-- Start --

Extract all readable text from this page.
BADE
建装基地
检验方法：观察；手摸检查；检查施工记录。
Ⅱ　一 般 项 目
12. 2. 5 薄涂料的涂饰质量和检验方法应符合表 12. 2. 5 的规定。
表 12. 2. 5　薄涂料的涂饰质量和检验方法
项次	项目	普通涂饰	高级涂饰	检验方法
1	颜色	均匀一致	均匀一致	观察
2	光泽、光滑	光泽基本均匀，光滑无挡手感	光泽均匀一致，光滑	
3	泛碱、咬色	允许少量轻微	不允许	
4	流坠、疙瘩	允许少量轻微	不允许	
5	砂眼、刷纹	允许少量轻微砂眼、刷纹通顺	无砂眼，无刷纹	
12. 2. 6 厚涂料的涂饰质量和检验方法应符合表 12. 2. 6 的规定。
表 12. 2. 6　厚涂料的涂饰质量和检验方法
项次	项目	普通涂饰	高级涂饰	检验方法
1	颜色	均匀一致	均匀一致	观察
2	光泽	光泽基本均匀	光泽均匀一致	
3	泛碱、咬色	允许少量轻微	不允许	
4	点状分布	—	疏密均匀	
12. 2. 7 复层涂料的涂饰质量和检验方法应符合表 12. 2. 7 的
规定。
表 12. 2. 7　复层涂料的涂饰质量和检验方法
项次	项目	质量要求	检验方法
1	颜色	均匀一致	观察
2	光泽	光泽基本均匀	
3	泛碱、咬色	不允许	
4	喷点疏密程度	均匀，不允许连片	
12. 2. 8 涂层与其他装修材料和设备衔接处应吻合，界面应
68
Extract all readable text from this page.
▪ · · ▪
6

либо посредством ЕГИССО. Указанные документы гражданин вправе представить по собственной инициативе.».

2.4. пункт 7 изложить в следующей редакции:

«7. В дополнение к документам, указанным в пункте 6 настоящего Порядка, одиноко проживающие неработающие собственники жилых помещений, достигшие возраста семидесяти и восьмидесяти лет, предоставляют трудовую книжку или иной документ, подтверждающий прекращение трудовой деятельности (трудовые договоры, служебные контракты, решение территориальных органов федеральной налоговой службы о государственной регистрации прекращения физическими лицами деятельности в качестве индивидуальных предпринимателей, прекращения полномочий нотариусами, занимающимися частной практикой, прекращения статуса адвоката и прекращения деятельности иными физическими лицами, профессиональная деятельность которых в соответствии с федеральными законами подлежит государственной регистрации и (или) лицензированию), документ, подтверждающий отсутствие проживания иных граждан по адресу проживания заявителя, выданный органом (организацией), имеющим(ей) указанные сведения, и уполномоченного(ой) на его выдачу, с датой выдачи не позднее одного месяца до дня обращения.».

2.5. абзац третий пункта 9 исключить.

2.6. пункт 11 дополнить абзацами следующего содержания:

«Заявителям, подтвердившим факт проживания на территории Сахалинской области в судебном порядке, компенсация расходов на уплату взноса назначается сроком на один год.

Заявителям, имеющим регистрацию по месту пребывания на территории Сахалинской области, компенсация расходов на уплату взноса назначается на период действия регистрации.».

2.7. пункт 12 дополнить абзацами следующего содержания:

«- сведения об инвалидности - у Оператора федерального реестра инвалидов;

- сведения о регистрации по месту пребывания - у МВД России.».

-- End --

Aim of the exercise => Point out every line holding the string "месту" and copy it.

Written solution =>
Заявителям, имеющим регистрацию по месту пребывания на территории Сахалинской области, компенсация расходов на уплату взноса назначается на период действия регистрации.».
- сведения о регистрации по месту пребывания - у МВД России.».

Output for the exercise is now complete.